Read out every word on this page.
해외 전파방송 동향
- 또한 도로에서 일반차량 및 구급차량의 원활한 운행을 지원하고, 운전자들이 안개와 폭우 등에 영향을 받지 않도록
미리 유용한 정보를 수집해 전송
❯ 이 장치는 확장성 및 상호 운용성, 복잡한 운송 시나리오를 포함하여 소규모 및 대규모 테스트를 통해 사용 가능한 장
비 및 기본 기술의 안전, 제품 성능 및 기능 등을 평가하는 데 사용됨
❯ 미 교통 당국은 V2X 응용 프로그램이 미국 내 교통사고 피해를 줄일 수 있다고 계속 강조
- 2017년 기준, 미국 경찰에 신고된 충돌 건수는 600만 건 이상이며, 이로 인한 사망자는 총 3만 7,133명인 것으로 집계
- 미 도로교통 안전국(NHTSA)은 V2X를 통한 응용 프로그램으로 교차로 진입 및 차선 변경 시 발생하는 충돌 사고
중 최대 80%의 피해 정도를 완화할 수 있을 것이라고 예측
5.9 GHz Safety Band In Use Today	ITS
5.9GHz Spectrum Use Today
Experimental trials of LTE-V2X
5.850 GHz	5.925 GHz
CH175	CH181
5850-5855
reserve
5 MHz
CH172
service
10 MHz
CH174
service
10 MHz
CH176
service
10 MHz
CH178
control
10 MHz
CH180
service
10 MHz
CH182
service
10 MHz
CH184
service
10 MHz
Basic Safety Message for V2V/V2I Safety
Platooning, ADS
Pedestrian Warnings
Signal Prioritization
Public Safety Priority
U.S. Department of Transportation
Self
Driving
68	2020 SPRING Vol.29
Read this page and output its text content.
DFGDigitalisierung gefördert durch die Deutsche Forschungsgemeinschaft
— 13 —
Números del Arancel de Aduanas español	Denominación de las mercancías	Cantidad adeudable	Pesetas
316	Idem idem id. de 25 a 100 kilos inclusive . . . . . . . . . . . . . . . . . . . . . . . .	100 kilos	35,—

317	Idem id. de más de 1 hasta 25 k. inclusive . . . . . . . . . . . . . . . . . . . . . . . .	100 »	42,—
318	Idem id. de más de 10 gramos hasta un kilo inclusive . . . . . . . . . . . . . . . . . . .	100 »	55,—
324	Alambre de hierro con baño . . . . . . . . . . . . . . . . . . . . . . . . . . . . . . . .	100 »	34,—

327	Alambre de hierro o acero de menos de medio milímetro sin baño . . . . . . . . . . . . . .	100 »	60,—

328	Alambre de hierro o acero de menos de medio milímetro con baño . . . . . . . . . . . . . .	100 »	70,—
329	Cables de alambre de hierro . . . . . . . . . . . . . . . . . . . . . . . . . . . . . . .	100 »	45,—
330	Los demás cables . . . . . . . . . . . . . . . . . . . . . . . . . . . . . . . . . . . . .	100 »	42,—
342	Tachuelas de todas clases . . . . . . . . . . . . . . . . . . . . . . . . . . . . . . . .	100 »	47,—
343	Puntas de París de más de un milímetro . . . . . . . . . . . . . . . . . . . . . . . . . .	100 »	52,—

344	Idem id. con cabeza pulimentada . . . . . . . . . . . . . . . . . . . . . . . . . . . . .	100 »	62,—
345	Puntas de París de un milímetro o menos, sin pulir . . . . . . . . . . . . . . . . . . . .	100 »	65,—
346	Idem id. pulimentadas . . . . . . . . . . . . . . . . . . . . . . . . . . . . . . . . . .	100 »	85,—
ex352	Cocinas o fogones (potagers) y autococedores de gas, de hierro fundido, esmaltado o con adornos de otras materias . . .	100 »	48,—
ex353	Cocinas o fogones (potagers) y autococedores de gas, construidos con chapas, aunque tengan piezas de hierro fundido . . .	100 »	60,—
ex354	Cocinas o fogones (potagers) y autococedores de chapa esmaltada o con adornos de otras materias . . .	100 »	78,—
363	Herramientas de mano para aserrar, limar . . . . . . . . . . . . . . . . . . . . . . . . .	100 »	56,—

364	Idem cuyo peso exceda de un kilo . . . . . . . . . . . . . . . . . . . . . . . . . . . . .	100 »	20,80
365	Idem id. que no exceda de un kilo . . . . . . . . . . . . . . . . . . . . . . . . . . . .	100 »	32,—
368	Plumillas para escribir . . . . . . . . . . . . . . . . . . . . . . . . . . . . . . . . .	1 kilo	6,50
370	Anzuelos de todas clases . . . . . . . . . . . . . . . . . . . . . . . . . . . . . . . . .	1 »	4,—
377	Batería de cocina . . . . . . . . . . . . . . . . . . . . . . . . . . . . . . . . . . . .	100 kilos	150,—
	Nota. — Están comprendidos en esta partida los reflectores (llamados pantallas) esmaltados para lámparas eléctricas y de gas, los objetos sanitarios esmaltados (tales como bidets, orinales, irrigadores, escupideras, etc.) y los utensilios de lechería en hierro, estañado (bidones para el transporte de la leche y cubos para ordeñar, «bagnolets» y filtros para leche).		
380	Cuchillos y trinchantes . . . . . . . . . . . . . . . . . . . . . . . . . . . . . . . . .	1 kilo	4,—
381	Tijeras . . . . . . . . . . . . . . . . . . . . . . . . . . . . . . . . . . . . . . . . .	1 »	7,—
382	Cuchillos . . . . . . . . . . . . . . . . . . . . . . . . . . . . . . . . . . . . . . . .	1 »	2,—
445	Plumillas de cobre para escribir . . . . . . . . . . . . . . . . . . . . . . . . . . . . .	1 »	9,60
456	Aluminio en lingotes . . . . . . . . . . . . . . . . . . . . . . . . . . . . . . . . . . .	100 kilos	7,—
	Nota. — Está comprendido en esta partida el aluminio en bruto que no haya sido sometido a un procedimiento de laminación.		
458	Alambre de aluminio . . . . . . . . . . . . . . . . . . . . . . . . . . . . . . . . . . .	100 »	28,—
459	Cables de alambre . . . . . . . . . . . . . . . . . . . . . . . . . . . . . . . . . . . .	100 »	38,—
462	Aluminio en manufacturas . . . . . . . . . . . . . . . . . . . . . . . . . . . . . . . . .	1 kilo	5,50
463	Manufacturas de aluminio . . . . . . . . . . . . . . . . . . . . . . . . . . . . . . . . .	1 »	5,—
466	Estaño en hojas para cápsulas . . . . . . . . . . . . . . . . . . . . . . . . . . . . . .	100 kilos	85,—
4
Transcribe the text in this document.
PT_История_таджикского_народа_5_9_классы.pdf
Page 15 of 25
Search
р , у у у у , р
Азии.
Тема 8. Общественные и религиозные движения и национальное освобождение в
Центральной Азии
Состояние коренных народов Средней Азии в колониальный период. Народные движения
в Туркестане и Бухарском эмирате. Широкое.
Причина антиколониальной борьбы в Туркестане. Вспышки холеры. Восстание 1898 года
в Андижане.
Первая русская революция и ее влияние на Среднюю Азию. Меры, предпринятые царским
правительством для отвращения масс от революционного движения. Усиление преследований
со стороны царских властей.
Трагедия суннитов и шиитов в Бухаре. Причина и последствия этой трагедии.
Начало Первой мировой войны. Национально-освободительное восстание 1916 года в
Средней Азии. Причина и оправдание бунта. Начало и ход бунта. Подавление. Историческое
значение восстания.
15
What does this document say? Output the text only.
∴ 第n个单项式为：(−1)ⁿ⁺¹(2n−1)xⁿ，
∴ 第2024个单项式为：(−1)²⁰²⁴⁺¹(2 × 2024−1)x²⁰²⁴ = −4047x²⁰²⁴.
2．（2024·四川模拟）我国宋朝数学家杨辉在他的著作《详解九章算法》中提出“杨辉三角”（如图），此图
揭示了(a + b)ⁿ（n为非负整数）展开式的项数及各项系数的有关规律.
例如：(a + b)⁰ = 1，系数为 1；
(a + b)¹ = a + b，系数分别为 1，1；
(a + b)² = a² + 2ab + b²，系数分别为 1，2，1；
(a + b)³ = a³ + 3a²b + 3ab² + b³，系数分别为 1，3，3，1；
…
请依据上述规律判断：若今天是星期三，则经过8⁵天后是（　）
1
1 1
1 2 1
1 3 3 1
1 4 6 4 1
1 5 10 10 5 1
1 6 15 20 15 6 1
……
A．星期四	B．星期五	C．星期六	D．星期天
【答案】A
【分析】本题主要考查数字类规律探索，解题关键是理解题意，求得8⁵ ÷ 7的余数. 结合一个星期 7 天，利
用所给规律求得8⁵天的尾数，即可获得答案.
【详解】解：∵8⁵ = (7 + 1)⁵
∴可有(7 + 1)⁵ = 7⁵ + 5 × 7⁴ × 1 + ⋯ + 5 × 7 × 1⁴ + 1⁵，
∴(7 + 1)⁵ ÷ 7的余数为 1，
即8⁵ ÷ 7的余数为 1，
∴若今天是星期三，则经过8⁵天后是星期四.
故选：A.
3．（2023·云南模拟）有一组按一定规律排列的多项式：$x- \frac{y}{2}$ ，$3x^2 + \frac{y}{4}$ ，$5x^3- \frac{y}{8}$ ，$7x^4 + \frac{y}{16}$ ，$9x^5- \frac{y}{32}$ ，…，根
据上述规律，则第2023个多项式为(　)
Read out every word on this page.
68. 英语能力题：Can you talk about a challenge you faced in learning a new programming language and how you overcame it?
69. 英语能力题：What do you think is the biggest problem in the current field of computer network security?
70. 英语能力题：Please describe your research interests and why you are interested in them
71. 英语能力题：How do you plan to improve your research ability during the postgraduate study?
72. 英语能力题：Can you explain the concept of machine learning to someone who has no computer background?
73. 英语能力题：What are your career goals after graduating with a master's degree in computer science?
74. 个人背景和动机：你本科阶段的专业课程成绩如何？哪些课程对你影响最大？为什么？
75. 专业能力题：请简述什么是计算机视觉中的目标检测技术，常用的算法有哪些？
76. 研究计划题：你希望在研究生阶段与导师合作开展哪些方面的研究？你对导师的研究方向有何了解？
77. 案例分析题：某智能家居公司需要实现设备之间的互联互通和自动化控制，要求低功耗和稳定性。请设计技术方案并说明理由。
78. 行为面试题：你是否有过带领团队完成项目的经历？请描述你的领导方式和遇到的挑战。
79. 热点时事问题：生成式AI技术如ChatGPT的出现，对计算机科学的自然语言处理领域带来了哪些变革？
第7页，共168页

» **WORK REQUIRED**: Identify the lines of the entries containing the string "Cuchillos". Copy each such line.

» **RESULT BELOW**:
380	Cuchillos y trinchantes . . . . . . . . . . . . . . . . . . . . . . . . . . . . . . . . .	1 kilo	4,—
382	Cuchillos . . . . . . . . . . . . . . . . . . . . . . . . . . . . . . . . . . . . . . . .	1 »	2,—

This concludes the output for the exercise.